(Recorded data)
________________________________________

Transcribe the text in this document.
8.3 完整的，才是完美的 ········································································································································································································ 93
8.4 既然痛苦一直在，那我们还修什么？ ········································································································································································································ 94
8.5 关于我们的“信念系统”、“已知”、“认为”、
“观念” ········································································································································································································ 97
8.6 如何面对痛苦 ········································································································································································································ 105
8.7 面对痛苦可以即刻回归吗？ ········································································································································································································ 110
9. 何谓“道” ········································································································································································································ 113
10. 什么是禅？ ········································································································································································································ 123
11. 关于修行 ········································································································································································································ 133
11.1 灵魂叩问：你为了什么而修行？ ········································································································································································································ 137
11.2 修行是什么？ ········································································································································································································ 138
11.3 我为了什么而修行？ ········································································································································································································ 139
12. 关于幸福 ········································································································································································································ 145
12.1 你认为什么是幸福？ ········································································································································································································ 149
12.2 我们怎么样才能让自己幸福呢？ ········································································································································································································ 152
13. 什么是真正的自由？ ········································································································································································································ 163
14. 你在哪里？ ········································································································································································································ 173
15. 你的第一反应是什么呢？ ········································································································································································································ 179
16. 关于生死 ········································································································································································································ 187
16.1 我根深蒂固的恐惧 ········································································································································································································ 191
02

________________________________________

What you should do:
Please output the complete data exactly.

The response:
Transcribe the text in this document.
8.3 完整的，才是完美的 ········································································································································································································ 93
8.4 既然痛苦一直在，那我们还修什么？ ········································································································································································································ 94
8.5 关于我们的“信念系统”、“已知”、“认为”、
“观念” ········································································································································································································ 97
8.6 如何面对痛苦 ········································································································································································································ 105
8.7 面对痛苦可以即刻回归吗？ ········································································································································································································ 110
9. 何谓“道” ········································································································································································································ 113
10. 什么是禅？ ········································································································································································································ 123
11. 关于修行 ········································································································································································································ 133
11.1 灵魂叩问：你为了什么而修行？ ········································································································································································································ 137
11.2 修行是什么？ ········································································································································································································ 138
11.3 我为了什么而修行？ ········································································································································································································ 139
12. 关于幸福 ········································································································································································································ 145
12.1 你认为什么是幸福？ ········································································································································································································ 149
12.2 我们怎么样才能让自己幸福呢？ ········································································································································································································ 152
13. 什么是真正的自由？ ········································································································································································································ 163
14. 你在哪里？ ········································································································································································································ 173
15. 你的第一反应是什么呢？ ········································································································································································································ 179
16. 关于生死 ········································································································································································································ 187
16.1 我根深蒂固的恐惧 ········································································································································································································ 191
02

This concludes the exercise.